Your instructions:
Examine the material below. Gather every line in which the string "source" appears.

[Records from a data collection]
——————————
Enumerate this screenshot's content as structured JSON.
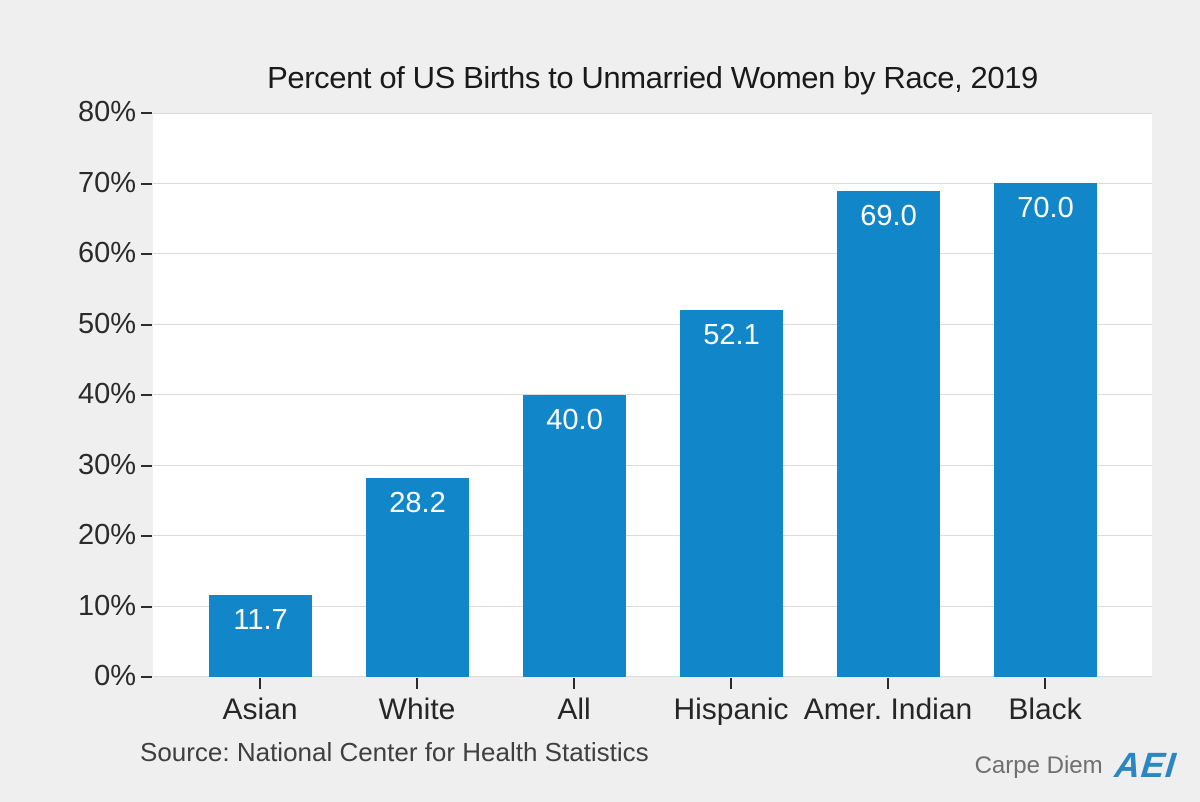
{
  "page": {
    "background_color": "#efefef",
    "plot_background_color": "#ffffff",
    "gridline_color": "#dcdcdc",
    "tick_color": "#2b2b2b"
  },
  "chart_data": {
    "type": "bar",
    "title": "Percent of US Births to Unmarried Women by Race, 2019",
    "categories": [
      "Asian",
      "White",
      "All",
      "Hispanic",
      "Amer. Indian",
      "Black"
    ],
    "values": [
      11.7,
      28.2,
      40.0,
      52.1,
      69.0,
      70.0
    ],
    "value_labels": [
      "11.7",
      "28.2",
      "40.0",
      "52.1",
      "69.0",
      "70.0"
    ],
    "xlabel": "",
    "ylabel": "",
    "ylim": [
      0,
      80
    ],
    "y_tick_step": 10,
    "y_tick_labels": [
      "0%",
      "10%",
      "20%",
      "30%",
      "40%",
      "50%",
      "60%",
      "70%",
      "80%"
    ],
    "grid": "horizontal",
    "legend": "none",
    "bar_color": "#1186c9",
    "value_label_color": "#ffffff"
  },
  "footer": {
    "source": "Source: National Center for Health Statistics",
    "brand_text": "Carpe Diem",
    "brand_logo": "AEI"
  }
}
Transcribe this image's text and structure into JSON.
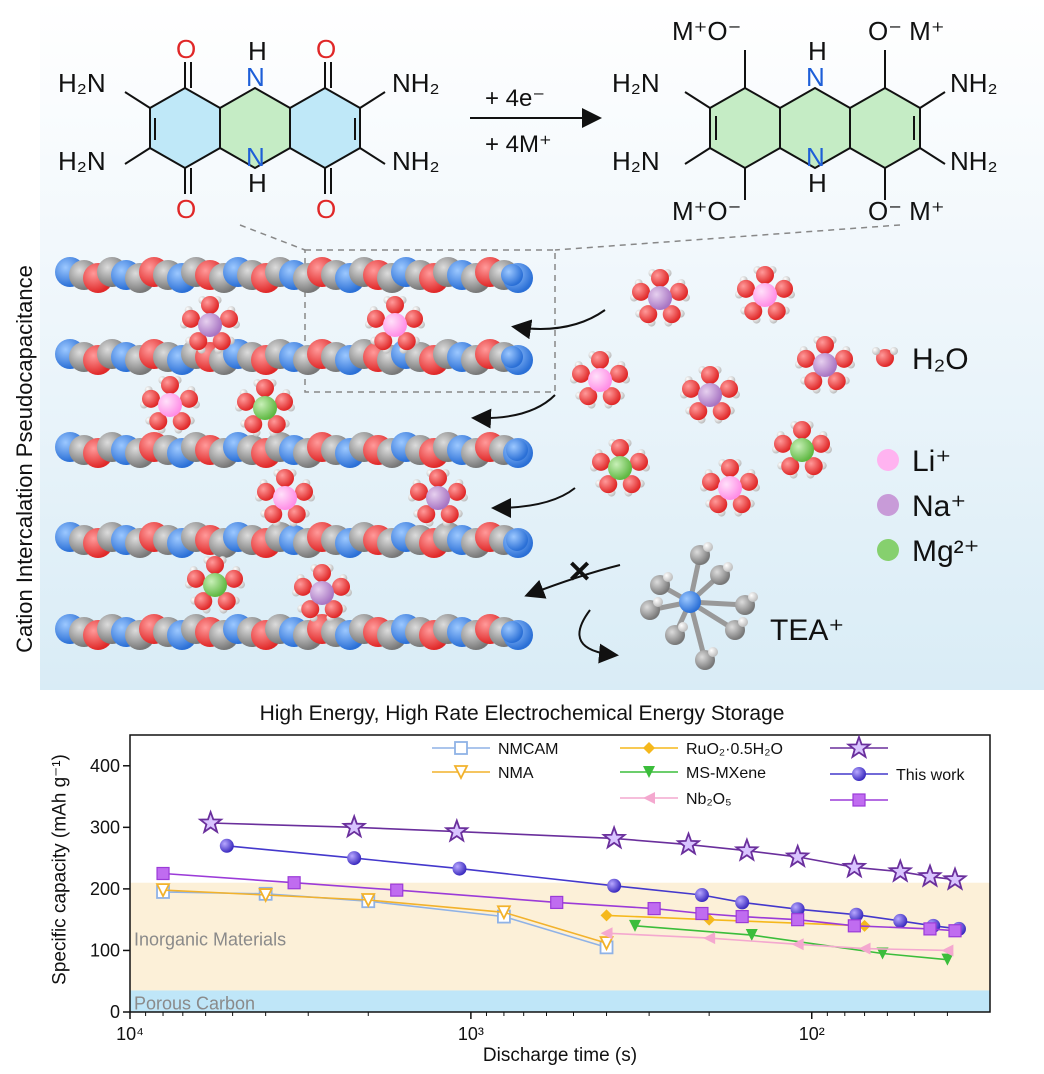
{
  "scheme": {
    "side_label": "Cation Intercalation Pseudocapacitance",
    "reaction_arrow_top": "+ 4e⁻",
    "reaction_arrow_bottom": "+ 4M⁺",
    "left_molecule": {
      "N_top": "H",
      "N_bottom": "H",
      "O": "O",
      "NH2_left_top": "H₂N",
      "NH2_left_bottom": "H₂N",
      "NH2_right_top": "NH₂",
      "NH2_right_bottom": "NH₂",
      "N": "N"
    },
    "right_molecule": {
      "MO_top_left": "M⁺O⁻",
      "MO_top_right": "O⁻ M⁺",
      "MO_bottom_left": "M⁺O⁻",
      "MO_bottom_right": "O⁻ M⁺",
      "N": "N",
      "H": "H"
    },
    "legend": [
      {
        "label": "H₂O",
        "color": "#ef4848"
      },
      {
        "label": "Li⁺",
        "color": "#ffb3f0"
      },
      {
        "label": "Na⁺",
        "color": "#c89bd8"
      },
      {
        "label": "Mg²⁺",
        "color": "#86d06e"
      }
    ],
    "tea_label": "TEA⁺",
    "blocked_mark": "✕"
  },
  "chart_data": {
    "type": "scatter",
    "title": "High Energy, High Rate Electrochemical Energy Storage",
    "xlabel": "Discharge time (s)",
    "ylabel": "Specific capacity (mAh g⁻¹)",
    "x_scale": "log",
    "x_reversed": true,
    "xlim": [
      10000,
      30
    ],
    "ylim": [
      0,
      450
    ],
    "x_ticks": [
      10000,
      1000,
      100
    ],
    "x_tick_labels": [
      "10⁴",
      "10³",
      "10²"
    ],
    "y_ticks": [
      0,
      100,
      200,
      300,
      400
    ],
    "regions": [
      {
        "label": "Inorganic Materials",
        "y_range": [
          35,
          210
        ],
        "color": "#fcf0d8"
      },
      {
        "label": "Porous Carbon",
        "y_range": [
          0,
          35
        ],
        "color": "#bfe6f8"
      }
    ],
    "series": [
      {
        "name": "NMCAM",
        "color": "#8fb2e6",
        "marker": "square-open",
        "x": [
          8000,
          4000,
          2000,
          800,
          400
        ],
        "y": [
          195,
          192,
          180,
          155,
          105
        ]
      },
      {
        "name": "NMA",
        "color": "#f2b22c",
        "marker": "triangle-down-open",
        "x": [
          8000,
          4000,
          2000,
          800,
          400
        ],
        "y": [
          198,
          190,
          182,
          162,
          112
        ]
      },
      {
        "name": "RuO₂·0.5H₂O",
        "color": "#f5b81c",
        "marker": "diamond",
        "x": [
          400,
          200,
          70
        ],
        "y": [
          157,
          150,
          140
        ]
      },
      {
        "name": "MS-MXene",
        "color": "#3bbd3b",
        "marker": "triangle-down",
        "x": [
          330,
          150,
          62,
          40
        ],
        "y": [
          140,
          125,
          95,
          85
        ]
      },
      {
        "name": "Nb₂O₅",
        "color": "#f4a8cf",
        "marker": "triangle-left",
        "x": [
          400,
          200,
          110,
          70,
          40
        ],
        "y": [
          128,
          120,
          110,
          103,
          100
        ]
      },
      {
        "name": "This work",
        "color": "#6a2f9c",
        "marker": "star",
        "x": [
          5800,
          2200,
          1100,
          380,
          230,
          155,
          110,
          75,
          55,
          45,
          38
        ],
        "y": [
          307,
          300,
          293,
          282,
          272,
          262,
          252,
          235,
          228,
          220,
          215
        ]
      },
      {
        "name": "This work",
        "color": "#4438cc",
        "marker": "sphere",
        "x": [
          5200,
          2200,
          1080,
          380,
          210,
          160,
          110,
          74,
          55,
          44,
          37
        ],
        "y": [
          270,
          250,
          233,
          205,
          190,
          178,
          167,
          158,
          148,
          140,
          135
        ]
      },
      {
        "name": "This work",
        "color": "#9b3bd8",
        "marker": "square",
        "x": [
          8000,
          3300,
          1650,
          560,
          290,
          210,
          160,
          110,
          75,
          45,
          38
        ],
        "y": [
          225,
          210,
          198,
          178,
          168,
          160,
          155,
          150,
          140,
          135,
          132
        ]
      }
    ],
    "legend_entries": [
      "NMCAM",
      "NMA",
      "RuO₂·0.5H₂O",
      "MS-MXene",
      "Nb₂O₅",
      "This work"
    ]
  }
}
——————————
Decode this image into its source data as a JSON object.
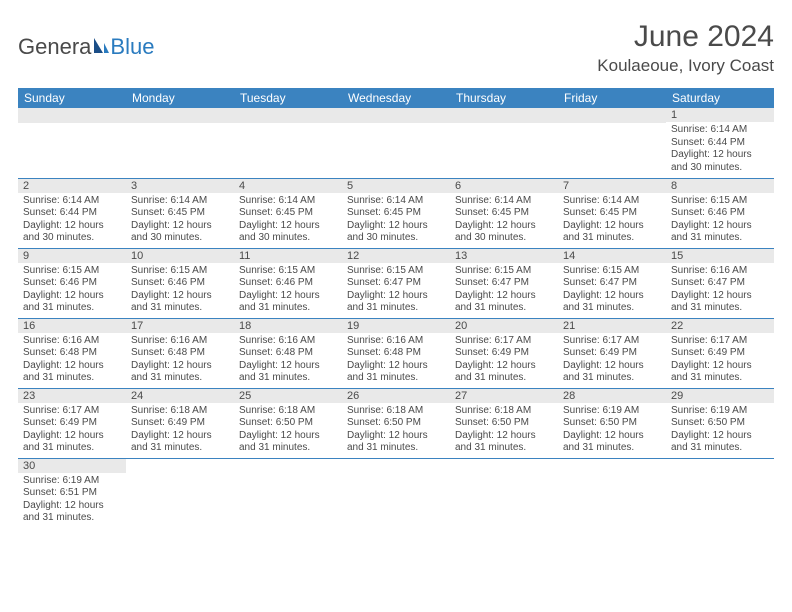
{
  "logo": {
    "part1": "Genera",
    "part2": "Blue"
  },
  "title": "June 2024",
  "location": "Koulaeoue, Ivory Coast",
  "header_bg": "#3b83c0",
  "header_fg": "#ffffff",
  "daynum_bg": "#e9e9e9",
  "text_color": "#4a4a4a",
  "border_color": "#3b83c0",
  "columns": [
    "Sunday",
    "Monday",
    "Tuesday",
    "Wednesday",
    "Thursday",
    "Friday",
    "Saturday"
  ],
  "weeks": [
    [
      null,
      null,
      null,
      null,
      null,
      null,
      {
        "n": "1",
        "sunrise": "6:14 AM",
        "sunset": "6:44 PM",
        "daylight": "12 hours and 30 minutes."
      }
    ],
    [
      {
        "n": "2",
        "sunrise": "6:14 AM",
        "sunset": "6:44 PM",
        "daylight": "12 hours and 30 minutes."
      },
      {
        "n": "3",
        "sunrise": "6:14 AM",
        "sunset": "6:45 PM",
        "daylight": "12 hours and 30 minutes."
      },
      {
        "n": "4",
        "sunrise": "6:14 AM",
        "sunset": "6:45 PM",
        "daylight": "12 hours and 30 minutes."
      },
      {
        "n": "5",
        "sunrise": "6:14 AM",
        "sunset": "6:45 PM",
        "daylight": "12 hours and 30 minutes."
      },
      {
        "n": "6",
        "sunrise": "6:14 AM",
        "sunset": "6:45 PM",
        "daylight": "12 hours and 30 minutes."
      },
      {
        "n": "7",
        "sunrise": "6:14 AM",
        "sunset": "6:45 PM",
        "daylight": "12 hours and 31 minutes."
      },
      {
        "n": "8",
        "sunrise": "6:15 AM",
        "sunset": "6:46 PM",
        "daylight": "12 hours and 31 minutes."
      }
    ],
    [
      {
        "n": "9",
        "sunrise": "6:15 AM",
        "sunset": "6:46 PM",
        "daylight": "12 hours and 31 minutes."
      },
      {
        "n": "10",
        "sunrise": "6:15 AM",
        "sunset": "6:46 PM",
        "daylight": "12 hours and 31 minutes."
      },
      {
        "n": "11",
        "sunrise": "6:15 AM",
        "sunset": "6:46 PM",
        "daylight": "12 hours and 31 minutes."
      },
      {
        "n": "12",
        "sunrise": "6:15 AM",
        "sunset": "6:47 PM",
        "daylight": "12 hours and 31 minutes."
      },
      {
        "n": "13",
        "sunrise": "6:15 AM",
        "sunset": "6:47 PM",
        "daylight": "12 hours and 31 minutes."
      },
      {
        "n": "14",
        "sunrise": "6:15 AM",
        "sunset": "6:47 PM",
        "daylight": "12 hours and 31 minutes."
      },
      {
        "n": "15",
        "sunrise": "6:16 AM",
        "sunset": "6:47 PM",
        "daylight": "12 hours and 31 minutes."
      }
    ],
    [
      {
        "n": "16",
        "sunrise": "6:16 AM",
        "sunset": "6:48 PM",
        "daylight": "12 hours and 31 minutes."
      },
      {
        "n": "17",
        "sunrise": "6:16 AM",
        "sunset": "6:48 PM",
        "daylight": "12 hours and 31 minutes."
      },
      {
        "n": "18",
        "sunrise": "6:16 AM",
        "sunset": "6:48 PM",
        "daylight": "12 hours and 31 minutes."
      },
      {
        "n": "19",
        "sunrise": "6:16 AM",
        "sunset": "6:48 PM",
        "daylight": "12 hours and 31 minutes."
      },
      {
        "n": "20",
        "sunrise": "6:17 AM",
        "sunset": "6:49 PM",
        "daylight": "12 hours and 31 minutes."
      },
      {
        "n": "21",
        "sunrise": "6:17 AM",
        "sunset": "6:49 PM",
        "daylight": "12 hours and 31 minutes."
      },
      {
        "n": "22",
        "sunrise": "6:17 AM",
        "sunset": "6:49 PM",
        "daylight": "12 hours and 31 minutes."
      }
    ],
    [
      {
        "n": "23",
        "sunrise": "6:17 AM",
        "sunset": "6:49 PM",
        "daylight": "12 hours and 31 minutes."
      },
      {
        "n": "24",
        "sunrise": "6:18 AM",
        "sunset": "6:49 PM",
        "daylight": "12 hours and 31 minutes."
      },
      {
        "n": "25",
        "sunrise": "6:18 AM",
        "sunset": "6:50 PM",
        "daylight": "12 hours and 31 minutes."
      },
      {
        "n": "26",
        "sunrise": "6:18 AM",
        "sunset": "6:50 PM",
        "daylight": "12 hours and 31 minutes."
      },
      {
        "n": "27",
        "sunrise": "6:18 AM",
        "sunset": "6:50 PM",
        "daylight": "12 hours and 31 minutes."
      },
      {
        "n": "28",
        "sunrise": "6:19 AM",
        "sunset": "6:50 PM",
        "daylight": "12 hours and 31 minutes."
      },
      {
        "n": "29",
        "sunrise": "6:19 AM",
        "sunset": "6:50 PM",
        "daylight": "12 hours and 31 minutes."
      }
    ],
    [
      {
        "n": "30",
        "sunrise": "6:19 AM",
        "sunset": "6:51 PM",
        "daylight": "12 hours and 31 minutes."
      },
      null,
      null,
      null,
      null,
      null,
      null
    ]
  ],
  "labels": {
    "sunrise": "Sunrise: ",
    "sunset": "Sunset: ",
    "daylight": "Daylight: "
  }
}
——————————
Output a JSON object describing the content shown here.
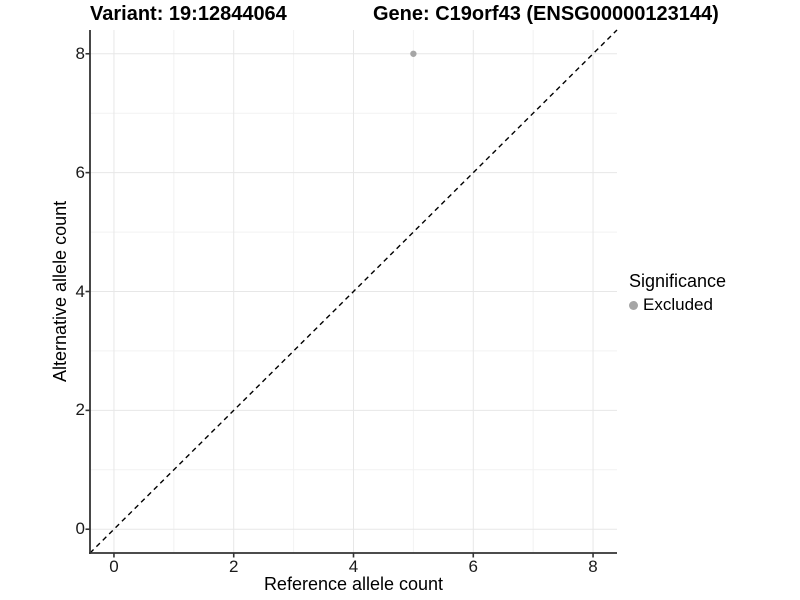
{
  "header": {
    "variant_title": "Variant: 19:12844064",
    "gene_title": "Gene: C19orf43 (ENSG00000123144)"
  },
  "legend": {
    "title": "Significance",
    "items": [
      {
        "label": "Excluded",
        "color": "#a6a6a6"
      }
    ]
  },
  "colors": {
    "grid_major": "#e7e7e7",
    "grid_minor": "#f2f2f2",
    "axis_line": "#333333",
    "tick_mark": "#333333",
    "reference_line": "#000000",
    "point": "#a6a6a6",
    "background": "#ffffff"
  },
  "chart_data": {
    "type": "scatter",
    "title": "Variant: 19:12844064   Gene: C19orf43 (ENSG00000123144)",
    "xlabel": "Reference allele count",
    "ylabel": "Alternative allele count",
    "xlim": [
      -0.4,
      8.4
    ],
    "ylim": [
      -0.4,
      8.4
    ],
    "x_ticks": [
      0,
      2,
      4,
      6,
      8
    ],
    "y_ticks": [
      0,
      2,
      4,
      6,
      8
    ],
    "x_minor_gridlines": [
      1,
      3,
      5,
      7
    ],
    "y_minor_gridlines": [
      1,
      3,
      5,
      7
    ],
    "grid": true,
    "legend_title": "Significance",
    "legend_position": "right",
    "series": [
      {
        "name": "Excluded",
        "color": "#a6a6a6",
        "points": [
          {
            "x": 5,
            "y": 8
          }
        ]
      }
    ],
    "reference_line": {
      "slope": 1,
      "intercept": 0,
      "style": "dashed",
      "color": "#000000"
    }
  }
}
——————————
Solution to the problem:
    "source": "Source: National Center for Health Statistics",
Decode this image into its source data as a JSON object.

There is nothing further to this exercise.